Entries shown>

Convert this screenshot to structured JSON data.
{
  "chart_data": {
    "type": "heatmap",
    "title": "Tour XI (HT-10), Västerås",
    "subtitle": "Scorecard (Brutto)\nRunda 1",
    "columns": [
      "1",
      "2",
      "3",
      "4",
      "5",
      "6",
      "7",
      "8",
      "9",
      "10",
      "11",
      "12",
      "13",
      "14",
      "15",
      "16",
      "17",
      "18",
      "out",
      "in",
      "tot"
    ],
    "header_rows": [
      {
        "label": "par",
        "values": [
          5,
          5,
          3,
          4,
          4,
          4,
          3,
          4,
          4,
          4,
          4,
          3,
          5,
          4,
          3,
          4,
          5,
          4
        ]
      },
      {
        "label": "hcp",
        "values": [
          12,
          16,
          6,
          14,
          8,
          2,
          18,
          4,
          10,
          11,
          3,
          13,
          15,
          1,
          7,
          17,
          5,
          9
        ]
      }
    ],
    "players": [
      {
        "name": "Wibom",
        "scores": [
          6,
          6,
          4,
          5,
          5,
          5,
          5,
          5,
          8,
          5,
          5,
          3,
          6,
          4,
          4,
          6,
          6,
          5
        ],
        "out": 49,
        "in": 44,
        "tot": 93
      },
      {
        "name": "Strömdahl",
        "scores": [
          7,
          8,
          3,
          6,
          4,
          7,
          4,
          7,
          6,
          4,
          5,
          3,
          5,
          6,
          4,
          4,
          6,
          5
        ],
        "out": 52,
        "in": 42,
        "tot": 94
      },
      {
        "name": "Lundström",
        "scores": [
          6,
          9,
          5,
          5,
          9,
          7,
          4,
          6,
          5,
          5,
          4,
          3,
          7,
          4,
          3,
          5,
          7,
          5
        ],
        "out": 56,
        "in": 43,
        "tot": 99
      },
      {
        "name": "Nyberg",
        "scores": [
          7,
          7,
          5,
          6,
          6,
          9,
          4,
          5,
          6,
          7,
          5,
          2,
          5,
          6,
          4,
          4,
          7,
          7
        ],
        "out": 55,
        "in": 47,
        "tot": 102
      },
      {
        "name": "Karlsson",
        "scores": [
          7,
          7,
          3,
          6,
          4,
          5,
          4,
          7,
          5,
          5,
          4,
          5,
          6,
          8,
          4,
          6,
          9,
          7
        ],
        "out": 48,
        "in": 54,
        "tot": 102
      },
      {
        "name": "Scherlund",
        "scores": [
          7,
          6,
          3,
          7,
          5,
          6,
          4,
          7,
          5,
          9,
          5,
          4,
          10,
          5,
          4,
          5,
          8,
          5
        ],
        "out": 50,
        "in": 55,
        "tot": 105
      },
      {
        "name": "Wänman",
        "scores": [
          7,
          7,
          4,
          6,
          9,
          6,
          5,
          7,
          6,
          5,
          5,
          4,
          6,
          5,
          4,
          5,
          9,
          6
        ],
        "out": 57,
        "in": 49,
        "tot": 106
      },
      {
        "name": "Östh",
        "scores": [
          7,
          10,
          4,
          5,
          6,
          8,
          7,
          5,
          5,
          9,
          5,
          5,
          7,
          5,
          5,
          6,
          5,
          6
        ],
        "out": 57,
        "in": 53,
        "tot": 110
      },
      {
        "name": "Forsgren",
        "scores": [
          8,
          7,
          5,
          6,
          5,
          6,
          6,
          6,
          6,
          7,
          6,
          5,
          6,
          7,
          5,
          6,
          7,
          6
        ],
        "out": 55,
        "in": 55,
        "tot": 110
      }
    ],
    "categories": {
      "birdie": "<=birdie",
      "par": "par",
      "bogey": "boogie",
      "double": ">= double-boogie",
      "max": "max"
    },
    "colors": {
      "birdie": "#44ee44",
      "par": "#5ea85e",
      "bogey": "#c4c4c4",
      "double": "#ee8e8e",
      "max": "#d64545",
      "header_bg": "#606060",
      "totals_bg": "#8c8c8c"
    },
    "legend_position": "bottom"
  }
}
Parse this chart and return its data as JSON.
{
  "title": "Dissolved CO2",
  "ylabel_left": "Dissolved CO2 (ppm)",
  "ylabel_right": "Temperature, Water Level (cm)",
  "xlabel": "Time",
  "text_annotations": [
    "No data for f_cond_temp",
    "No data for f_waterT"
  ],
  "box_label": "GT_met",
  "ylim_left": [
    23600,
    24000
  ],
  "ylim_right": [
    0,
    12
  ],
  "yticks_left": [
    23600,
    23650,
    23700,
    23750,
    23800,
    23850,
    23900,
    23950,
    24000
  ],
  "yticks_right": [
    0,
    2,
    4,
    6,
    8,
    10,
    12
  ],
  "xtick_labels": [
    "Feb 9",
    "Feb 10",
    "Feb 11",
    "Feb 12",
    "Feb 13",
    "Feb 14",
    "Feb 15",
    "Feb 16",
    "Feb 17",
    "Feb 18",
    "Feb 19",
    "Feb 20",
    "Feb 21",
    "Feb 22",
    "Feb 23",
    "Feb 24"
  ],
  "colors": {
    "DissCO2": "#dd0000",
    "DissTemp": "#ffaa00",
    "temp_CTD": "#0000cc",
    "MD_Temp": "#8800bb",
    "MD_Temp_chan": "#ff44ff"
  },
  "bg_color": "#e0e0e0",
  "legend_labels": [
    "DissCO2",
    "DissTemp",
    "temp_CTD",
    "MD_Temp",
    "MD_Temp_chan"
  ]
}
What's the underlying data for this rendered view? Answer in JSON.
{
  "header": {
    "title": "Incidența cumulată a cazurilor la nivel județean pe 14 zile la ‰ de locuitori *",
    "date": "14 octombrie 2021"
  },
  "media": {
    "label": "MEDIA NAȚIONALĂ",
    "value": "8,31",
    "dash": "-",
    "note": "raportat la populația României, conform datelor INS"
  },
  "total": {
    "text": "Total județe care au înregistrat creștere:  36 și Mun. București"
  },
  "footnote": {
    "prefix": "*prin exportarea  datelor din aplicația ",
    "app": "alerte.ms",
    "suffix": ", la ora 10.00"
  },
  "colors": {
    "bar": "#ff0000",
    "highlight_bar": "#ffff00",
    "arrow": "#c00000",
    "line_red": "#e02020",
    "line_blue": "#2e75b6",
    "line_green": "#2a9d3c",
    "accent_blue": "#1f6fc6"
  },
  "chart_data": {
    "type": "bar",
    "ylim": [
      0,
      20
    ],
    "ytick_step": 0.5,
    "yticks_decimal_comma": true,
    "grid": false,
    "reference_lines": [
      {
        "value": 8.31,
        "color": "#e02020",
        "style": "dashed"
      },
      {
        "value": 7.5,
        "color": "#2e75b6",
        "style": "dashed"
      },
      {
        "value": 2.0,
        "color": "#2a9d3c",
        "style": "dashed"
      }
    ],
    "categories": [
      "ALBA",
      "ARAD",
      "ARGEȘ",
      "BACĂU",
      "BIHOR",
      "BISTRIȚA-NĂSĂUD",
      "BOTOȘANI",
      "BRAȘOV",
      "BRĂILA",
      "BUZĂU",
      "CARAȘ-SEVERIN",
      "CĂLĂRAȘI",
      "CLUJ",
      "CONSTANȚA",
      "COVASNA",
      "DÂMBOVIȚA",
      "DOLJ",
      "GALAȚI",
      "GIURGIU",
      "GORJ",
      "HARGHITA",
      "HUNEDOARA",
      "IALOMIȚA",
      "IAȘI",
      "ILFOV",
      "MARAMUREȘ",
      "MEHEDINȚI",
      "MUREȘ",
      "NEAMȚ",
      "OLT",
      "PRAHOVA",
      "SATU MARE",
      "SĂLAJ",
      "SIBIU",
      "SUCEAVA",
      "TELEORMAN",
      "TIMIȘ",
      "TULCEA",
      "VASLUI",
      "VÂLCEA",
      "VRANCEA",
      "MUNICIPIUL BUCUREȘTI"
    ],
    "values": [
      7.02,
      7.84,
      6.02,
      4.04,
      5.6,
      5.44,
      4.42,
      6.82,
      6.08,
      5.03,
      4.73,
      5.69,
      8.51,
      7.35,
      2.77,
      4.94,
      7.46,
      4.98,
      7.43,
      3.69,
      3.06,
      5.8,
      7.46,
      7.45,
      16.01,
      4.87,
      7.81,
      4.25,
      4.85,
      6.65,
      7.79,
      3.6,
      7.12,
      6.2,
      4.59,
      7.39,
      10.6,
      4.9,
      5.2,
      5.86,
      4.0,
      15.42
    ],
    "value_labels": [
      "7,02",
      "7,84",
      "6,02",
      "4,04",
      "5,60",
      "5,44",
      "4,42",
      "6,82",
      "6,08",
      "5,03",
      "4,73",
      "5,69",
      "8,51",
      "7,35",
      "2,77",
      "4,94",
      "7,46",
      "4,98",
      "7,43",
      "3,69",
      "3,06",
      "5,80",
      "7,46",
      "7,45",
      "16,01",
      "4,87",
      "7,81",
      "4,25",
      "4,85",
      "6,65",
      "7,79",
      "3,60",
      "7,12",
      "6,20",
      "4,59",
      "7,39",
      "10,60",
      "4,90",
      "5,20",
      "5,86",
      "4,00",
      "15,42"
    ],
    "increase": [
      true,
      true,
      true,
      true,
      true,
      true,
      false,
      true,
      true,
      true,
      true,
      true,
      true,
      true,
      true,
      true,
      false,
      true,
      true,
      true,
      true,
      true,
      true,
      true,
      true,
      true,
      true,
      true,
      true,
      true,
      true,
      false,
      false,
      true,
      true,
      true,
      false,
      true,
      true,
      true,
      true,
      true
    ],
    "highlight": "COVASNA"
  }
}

What you are asked to do>
Using the material above, copy every line in which the string "Dissolved" occurs.

Exercise response>
  "title": "Dissolved CO2",
  "ylabel_left": "Dissolved CO2 (ppm)",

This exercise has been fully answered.